(DATA SECTION begins)
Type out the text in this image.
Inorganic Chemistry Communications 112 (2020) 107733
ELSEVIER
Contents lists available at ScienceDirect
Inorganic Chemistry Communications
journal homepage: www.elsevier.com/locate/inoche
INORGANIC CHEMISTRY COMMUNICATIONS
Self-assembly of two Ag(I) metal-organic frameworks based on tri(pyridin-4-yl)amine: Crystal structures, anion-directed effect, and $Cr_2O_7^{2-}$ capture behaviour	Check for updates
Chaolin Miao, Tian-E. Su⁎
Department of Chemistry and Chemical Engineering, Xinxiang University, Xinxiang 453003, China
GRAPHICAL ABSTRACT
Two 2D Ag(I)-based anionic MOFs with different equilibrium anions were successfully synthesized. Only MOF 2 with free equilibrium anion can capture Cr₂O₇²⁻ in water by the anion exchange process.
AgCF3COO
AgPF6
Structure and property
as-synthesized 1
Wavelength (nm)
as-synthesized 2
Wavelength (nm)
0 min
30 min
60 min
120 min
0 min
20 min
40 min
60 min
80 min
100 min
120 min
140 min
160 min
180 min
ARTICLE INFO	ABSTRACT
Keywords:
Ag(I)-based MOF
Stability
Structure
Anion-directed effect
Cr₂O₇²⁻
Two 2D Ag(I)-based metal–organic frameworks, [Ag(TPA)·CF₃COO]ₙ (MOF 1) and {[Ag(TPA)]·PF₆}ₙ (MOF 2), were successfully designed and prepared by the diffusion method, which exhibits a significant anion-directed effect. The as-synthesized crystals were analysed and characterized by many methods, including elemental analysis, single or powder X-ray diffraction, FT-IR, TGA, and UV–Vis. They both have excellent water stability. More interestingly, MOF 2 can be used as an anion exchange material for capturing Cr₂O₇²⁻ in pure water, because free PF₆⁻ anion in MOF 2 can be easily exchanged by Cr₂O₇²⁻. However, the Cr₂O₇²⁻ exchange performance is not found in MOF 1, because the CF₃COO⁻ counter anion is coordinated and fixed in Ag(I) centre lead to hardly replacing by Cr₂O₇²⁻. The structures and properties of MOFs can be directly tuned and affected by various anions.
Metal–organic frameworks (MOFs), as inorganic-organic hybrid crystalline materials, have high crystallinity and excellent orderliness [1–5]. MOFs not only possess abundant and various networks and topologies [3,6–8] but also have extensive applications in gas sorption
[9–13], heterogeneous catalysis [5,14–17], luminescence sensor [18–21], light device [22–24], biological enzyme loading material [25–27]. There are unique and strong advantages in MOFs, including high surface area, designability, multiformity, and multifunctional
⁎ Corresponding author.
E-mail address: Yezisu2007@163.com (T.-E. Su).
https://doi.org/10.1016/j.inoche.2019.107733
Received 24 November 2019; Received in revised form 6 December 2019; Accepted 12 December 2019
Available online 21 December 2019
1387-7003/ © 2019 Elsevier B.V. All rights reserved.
(DATA SECTION ends)
## TASK
Return all of the lines above exactly, with none omitted.

## SOLUTION TO THE PROBLEM
Type out the text in this image.
Inorganic Chemistry Communications 112 (2020) 107733
ELSEVIER
Contents lists available at ScienceDirect
Inorganic Chemistry Communications
journal homepage: www.elsevier.com/locate/inoche
INORGANIC CHEMISTRY COMMUNICATIONS
Self-assembly of two Ag(I) metal-organic frameworks based on tri(pyridin-4-yl)amine: Crystal structures, anion-directed effect, and $Cr_2O_7^{2-}$ capture behaviour	Check for updates
Chaolin Miao, Tian-E. Su⁎
Department of Chemistry and Chemical Engineering, Xinxiang University, Xinxiang 453003, China
GRAPHICAL ABSTRACT
Two 2D Ag(I)-based anionic MOFs with different equilibrium anions were successfully synthesized. Only MOF 2 with free equilibrium anion can capture Cr₂O₇²⁻ in water by the anion exchange process.
AgCF3COO
AgPF6
Structure and property
as-synthesized 1
Wavelength (nm)
as-synthesized 2
Wavelength (nm)
0 min
30 min
60 min
120 min
0 min
20 min
40 min
60 min
80 min
100 min
120 min
140 min
160 min
180 min
ARTICLE INFO	ABSTRACT
Keywords:
Ag(I)-based MOF
Stability
Structure
Anion-directed effect
Cr₂O₇²⁻
Two 2D Ag(I)-based metal–organic frameworks, [Ag(TPA)·CF₃COO]ₙ (MOF 1) and {[Ag(TPA)]·PF₆}ₙ (MOF 2), were successfully designed and prepared by the diffusion method, which exhibits a significant anion-directed effect. The as-synthesized crystals were analysed and characterized by many methods, including elemental analysis, single or powder X-ray diffraction, FT-IR, TGA, and UV–Vis. They both have excellent water stability. More interestingly, MOF 2 can be used as an anion exchange material for capturing Cr₂O₇²⁻ in pure water, because free PF₆⁻ anion in MOF 2 can be easily exchanged by Cr₂O₇²⁻. However, the Cr₂O₇²⁻ exchange performance is not found in MOF 1, because the CF₃COO⁻ counter anion is coordinated and fixed in Ag(I) centre lead to hardly replacing by Cr₂O₇²⁻. The structures and properties of MOFs can be directly tuned and affected by various anions.
Metal–organic frameworks (MOFs), as inorganic-organic hybrid crystalline materials, have high crystallinity and excellent orderliness [1–5]. MOFs not only possess abundant and various networks and topologies [3,6–8] but also have extensive applications in gas sorption
[9–13], heterogeneous catalysis [5,14–17], luminescence sensor [18–21], light device [22–24], biological enzyme loading material [25–27]. There are unique and strong advantages in MOFs, including high surface area, designability, multiformity, and multifunctional
⁎ Corresponding author.
E-mail address: Yezisu2007@163.com (T.-E. Su).
https://doi.org/10.1016/j.inoche.2019.107733
Received 24 November 2019; Received in revised form 6 December 2019; Accepted 12 December 2019
Available online 21 December 2019
1387-7003/ © 2019 Elsevier B.V. All rights reserved.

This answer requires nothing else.